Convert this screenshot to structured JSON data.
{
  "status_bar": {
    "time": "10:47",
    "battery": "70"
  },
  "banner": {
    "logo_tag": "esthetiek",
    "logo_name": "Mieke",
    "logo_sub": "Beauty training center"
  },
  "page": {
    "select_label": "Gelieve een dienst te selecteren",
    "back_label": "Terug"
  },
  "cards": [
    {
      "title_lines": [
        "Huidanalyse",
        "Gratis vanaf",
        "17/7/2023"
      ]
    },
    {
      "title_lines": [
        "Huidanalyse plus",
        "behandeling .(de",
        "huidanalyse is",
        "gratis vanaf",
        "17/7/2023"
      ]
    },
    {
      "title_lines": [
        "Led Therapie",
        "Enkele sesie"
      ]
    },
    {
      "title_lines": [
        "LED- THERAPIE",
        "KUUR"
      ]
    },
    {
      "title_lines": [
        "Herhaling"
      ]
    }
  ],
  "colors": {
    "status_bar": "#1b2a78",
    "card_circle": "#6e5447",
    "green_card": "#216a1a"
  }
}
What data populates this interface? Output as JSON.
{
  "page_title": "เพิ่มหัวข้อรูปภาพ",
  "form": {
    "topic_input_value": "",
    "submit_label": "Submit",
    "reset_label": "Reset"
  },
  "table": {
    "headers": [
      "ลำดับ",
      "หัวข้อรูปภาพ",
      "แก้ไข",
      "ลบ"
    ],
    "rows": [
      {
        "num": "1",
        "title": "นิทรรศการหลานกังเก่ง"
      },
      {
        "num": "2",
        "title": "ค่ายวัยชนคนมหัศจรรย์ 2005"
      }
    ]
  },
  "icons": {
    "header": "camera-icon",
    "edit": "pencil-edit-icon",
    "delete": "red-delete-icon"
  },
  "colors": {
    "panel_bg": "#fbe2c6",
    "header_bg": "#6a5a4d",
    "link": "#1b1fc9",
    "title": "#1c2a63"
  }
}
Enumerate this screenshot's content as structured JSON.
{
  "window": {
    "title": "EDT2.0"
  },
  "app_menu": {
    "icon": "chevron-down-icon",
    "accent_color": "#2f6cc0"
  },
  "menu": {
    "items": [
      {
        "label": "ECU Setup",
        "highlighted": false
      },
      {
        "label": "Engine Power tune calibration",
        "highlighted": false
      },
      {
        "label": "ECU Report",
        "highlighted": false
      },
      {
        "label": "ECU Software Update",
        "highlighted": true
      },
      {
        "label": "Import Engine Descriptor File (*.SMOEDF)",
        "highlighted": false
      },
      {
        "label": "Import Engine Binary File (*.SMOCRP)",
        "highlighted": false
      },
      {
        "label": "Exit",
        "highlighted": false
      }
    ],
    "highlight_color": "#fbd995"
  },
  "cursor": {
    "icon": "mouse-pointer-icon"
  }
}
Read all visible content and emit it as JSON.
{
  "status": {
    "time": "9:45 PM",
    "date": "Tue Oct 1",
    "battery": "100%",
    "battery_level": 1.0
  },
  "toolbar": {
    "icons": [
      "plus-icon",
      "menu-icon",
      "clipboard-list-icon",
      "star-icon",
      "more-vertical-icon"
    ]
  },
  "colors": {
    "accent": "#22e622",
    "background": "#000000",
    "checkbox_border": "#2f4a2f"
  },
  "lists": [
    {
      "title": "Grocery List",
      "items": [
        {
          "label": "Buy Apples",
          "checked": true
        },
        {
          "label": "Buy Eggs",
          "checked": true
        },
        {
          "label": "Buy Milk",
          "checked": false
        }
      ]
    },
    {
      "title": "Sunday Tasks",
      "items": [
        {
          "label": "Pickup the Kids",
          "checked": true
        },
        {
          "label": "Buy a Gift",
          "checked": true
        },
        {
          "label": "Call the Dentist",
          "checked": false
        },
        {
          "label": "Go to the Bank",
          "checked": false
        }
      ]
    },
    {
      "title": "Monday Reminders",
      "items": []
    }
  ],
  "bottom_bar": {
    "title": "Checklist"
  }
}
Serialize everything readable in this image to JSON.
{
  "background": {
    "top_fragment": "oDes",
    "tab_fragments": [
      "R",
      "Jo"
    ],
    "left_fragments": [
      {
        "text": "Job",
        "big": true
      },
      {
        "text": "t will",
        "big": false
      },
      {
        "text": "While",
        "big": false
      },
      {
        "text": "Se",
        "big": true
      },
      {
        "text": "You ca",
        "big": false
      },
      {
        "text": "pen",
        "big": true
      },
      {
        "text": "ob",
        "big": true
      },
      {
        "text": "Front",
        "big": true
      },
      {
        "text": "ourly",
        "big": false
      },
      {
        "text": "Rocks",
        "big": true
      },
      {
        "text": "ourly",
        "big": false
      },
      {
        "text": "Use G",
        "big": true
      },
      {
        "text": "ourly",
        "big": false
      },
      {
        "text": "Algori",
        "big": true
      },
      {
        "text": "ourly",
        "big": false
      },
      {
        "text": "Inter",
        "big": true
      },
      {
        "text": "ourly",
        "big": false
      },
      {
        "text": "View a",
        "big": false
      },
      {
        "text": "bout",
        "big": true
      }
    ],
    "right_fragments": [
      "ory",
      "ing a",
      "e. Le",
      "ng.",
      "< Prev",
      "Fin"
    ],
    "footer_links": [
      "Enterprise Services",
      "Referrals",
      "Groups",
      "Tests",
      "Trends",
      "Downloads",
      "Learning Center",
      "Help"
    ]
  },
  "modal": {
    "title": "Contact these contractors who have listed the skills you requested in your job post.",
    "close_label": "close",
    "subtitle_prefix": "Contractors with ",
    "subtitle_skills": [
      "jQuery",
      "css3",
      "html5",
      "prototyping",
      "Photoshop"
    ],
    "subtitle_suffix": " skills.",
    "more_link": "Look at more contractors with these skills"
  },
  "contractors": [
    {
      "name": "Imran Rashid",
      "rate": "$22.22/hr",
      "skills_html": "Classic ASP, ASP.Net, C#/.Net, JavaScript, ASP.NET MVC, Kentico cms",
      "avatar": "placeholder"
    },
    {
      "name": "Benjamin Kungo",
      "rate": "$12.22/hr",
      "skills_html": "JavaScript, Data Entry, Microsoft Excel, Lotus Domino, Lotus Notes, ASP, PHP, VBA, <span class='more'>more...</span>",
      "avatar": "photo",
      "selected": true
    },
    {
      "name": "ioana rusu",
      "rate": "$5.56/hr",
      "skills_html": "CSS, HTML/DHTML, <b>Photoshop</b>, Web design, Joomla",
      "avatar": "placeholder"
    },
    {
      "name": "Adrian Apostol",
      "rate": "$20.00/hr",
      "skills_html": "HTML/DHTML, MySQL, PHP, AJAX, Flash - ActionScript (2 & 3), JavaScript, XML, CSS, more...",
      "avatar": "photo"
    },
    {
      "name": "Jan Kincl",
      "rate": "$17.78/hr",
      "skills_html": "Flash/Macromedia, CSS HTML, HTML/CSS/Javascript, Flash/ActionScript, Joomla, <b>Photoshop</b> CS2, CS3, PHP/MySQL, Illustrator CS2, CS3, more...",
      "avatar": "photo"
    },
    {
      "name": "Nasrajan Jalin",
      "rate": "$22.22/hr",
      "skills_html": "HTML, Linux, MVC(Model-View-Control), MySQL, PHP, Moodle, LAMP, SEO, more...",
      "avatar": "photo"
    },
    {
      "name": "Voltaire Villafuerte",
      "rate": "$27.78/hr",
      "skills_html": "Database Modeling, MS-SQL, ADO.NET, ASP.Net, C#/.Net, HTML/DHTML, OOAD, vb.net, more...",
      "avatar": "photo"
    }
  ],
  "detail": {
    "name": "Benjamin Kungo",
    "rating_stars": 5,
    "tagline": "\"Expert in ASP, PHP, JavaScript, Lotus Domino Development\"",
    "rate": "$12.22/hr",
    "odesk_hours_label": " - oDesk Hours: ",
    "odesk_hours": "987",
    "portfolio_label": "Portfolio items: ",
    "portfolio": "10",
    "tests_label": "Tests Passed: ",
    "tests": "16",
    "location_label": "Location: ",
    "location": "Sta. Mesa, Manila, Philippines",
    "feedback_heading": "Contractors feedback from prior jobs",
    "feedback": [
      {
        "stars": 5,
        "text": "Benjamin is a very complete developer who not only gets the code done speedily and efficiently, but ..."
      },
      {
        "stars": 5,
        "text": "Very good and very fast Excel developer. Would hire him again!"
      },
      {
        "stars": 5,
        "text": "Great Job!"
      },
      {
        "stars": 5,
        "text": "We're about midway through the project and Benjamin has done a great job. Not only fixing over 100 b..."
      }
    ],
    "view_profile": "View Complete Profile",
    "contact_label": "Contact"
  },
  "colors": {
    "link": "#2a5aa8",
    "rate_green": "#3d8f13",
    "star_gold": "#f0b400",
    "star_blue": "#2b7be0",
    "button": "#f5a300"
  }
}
- - - -
> TASK: Tally the lines in this data that hold the word "Engine" and state only the count.

> SOLUTION FOR THIS EXERCISE: 3